*SET PROBLEM:* Copy every line from the material below that holds "декабря".

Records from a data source
------------------------------------

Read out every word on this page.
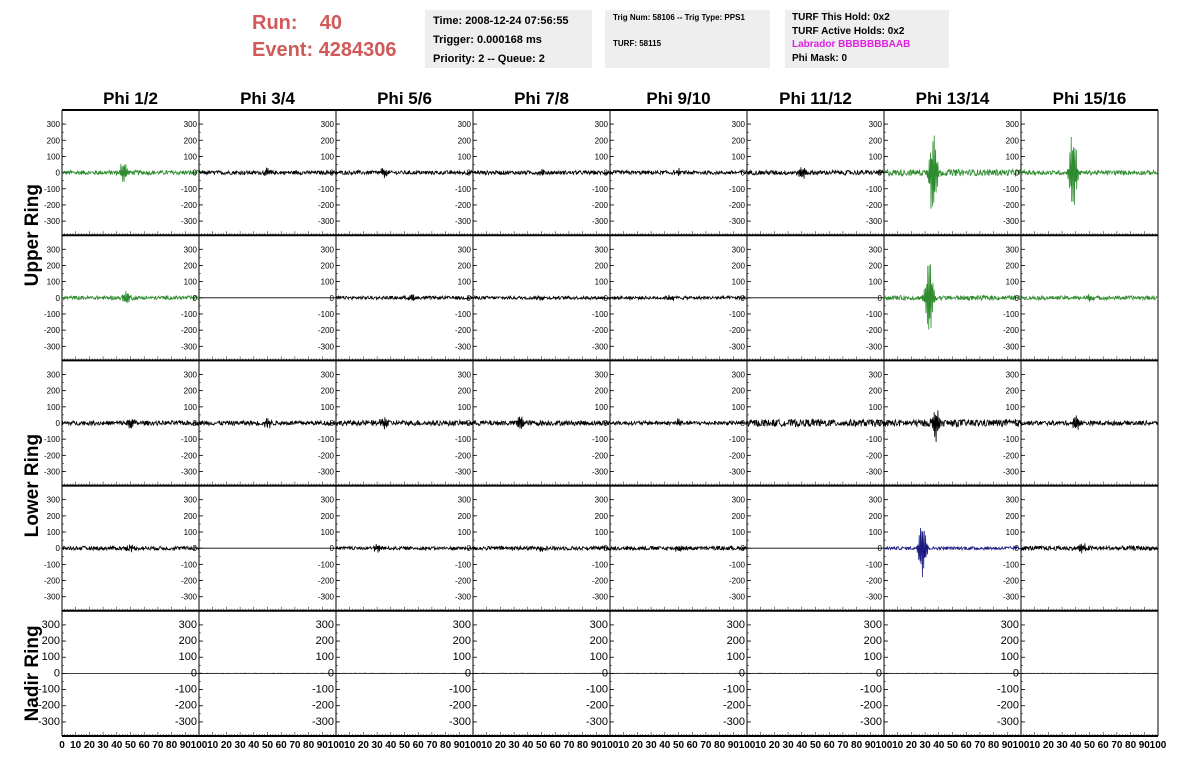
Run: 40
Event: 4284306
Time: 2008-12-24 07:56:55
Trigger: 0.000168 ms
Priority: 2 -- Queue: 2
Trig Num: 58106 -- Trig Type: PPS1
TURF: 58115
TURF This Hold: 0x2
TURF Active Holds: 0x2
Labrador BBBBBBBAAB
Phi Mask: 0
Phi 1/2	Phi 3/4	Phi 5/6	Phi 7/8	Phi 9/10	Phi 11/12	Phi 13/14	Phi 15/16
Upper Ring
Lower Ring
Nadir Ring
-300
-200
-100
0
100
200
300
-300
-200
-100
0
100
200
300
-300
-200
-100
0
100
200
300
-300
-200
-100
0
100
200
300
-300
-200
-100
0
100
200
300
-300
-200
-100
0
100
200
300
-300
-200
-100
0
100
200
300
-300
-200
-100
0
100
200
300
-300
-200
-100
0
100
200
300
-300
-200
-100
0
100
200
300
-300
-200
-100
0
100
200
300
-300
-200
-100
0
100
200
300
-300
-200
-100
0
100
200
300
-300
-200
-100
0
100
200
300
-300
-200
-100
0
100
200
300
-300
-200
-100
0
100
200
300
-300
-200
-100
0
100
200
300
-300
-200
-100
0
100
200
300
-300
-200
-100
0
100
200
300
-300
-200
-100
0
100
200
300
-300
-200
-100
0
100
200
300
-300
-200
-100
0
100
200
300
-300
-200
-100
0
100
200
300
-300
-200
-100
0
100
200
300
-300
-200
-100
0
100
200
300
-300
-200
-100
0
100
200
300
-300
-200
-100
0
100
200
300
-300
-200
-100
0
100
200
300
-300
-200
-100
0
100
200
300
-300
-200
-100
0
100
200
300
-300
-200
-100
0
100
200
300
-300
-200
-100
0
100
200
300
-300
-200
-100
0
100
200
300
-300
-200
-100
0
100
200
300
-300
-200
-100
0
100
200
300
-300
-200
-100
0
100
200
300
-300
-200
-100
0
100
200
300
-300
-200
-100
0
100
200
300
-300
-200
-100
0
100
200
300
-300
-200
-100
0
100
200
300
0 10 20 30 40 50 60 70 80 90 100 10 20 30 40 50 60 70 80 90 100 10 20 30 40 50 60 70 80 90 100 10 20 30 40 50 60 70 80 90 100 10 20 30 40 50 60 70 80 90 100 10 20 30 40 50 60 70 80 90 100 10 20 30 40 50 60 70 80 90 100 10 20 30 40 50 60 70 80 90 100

------------------------------------

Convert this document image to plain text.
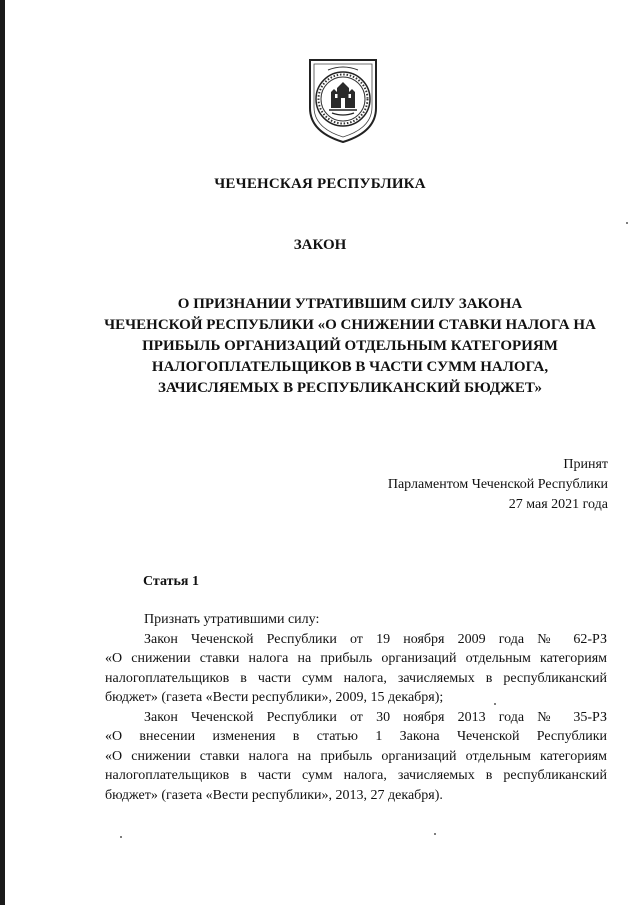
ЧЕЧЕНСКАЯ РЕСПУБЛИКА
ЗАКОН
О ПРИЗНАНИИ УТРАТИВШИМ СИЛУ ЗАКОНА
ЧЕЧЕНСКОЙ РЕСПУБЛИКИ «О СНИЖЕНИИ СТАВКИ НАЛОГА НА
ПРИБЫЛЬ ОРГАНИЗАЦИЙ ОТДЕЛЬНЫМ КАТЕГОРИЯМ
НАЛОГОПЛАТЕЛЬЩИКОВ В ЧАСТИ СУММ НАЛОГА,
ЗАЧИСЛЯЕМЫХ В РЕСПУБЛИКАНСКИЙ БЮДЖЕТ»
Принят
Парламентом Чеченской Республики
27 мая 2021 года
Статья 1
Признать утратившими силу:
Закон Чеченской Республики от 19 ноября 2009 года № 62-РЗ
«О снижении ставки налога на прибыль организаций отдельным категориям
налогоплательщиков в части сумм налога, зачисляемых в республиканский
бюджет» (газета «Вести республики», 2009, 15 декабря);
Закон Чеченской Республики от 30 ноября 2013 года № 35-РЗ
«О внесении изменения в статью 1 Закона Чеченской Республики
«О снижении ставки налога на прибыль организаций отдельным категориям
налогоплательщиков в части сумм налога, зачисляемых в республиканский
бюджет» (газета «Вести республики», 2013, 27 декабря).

------------------------------------

*SOLUTION:*
бюджет» (газета «Вести республики», 2009, 15 декабря);
бюджет» (газета «Вести республики», 2013, 27 декабря).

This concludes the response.